Exercise task »
Each record below is to be reproduced without any change.
----- Raw records -----
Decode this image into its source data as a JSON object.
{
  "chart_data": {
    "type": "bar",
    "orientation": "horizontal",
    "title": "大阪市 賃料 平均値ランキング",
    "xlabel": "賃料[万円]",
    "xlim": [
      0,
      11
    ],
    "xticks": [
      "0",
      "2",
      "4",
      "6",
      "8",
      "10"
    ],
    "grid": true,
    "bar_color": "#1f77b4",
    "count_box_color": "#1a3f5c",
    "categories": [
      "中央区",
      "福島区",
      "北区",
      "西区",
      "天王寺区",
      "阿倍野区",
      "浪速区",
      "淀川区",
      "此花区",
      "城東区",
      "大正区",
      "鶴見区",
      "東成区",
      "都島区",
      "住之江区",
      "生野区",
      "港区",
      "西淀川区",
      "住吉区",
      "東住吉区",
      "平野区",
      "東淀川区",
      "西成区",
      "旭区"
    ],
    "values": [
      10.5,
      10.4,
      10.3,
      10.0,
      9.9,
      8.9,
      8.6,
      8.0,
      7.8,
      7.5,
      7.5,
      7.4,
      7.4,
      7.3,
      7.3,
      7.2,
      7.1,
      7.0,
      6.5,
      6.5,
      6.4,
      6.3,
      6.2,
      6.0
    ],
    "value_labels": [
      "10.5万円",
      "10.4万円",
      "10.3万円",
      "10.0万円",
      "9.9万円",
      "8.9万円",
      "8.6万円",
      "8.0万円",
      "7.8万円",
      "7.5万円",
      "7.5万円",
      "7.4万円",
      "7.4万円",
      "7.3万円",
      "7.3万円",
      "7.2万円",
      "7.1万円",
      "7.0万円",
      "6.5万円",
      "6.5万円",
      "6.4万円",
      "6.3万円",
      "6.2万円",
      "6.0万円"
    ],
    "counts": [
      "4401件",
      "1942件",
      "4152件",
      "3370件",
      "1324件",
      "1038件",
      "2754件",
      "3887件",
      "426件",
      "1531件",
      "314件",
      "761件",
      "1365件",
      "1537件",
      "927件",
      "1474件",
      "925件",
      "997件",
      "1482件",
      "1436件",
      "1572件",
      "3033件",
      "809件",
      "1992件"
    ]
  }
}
-----
The response »
Decode this image into its source data as a JSON object.
{
  "chart_data": {
    "type": "bar",
    "orientation": "horizontal",
    "title": "大阪市 賃料 平均値ランキング",
    "xlabel": "賃料[万円]",
    "xlim": [
      0,
      11
    ],
    "xticks": [
      "0",
      "2",
      "4",
      "6",
      "8",
      "10"
    ],
    "grid": true,
    "bar_color": "#1f77b4",
    "count_box_color": "#1a3f5c",
    "categories": [
      "中央区",
      "福島区",
      "北区",
      "西区",
      "天王寺区",
      "阿倍野区",
      "浪速区",
      "淀川区",
      "此花区",
      "城東区",
      "大正区",
      "鶴見区",
      "東成区",
      "都島区",
      "住之江区",
      "生野区",
      "港区",
      "西淀川区",
      "住吉区",
      "東住吉区",
      "平野区",
      "東淀川区",
      "西成区",
      "旭区"
    ],
    "values": [
      10.5,
      10.4,
      10.3,
      10.0,
      9.9,
      8.9,
      8.6,
      8.0,
      7.8,
      7.5,
      7.5,
      7.4,
      7.4,
      7.3,
      7.3,
      7.2,
      7.1,
      7.0,
      6.5,
      6.5,
      6.4,
      6.3,
      6.2,
      6.0
    ],
    "value_labels": [
      "10.5万円",
      "10.4万円",
      "10.3万円",
      "10.0万円",
      "9.9万円",
      "8.9万円",
      "8.6万円",
      "8.0万円",
      "7.8万円",
      "7.5万円",
      "7.5万円",
      "7.4万円",
      "7.4万円",
      "7.3万円",
      "7.3万円",
      "7.2万円",
      "7.1万円",
      "7.0万円",
      "6.5万円",
      "6.5万円",
      "6.4万円",
      "6.3万円",
      "6.2万円",
      "6.0万円"
    ],
    "counts": [
      "4401件",
      "1942件",
      "4152件",
      "3370件",
      "1324件",
      "1038件",
      "2754件",
      "3887件",
      "426件",
      "1531件",
      "314件",
      "761件",
      "1365件",
      "1537件",
      "927件",
      "1474件",
      "925件",
      "997件",
      "1482件",
      "1436件",
      "1572件",
      "3033件",
      "809件",
      "1992件"
    ]
  }
}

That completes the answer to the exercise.